- [Dataset records]:
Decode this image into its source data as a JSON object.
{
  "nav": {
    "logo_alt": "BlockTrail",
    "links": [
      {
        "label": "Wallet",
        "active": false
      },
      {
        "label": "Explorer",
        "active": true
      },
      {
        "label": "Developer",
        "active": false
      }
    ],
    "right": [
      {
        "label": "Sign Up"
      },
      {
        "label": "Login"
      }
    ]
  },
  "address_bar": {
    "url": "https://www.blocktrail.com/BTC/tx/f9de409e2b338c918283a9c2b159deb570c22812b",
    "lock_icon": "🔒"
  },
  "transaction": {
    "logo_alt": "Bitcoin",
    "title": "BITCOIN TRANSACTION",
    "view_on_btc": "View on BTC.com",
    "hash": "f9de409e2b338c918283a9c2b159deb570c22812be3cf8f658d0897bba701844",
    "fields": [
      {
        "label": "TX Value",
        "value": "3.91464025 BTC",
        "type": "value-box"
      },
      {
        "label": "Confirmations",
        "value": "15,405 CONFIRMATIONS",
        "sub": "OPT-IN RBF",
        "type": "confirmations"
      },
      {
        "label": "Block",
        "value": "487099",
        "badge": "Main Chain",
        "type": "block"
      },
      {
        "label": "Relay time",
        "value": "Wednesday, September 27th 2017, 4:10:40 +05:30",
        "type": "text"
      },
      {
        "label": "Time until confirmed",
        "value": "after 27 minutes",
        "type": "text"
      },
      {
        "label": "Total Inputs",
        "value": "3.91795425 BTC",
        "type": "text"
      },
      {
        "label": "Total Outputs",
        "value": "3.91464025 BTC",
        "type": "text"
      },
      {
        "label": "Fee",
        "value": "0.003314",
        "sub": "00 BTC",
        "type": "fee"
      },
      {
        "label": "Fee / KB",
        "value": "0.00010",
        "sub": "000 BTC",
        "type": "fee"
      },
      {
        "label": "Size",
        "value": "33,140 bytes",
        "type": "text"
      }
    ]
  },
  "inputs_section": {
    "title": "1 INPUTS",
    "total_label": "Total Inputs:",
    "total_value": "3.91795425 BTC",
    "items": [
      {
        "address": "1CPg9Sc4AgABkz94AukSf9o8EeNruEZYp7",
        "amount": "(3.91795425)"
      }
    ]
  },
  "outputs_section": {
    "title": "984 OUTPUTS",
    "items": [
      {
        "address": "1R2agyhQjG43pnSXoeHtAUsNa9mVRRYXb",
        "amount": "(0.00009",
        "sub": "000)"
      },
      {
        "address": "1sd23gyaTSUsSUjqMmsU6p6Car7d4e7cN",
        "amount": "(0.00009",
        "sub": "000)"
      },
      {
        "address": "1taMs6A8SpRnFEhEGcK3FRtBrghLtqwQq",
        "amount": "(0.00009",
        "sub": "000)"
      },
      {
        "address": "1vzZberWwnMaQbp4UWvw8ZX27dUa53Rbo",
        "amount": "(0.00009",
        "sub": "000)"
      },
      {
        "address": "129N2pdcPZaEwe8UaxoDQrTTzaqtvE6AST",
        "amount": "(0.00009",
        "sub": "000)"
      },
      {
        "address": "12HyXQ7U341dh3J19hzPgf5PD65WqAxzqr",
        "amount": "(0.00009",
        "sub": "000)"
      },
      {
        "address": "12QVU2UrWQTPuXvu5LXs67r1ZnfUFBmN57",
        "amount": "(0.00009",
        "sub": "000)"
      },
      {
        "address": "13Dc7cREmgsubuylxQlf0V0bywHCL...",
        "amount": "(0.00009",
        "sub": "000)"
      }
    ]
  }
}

- [Instructions for the task]:
Return all of the entries exactly as written.

- [The output]:
Decode this image into its source data as a JSON object.
{
  "nav": {
    "logo_alt": "BlockTrail",
    "links": [
      {
        "label": "Wallet",
        "active": false
      },
      {
        "label": "Explorer",
        "active": true
      },
      {
        "label": "Developer",
        "active": false
      }
    ],
    "right": [
      {
        "label": "Sign Up"
      },
      {
        "label": "Login"
      }
    ]
  },
  "address_bar": {
    "url": "https://www.blocktrail.com/BTC/tx/f9de409e2b338c918283a9c2b159deb570c22812b",
    "lock_icon": "🔒"
  },
  "transaction": {
    "logo_alt": "Bitcoin",
    "title": "BITCOIN TRANSACTION",
    "view_on_btc": "View on BTC.com",
    "hash": "f9de409e2b338c918283a9c2b159deb570c22812be3cf8f658d0897bba701844",
    "fields": [
      {
        "label": "TX Value",
        "value": "3.91464025 BTC",
        "type": "value-box"
      },
      {
        "label": "Confirmations",
        "value": "15,405 CONFIRMATIONS",
        "sub": "OPT-IN RBF",
        "type": "confirmations"
      },
      {
        "label": "Block",
        "value": "487099",
        "badge": "Main Chain",
        "type": "block"
      },
      {
        "label": "Relay time",
        "value": "Wednesday, September 27th 2017, 4:10:40 +05:30",
        "type": "text"
      },
      {
        "label": "Time until confirmed",
        "value": "after 27 minutes",
        "type": "text"
      },
      {
        "label": "Total Inputs",
        "value": "3.91795425 BTC",
        "type": "text"
      },
      {
        "label": "Total Outputs",
        "value": "3.91464025 BTC",
        "type": "text"
      },
      {
        "label": "Fee",
        "value": "0.003314",
        "sub": "00 BTC",
        "type": "fee"
      },
      {
        "label": "Fee / KB",
        "value": "0.00010",
        "sub": "000 BTC",
        "type": "fee"
      },
      {
        "label": "Size",
        "value": "33,140 bytes",
        "type": "text"
      }
    ]
  },
  "inputs_section": {
    "title": "1 INPUTS",
    "total_label": "Total Inputs:",
    "total_value": "3.91795425 BTC",
    "items": [
      {
        "address": "1CPg9Sc4AgABkz94AukSf9o8EeNruEZYp7",
        "amount": "(3.91795425)"
      }
    ]
  },
  "outputs_section": {
    "title": "984 OUTPUTS",
    "items": [
      {
        "address": "1R2agyhQjG43pnSXoeHtAUsNa9mVRRYXb",
        "amount": "(0.00009",
        "sub": "000)"
      },
      {
        "address": "1sd23gyaTSUsSUjqMmsU6p6Car7d4e7cN",
        "amount": "(0.00009",
        "sub": "000)"
      },
      {
        "address": "1taMs6A8SpRnFEhEGcK3FRtBrghLtqwQq",
        "amount": "(0.00009",
        "sub": "000)"
      },
      {
        "address": "1vzZberWwnMaQbp4UWvw8ZX27dUa53Rbo",
        "amount": "(0.00009",
        "sub": "000)"
      },
      {
        "address": "129N2pdcPZaEwe8UaxoDQrTTzaqtvE6AST",
        "amount": "(0.00009",
        "sub": "000)"
      },
      {
        "address": "12HyXQ7U341dh3J19hzPgf5PD65WqAxzqr",
        "amount": "(0.00009",
        "sub": "000)"
      },
      {
        "address": "12QVU2UrWQTPuXvu5LXs67r1ZnfUFBmN57",
        "amount": "(0.00009",
        "sub": "000)"
      },
      {
        "address": "13Dc7cREmgsubuylxQlf0V0bywHCL...",
        "amount": "(0.00009",
        "sub": "000)"
      }
    ]
  }
}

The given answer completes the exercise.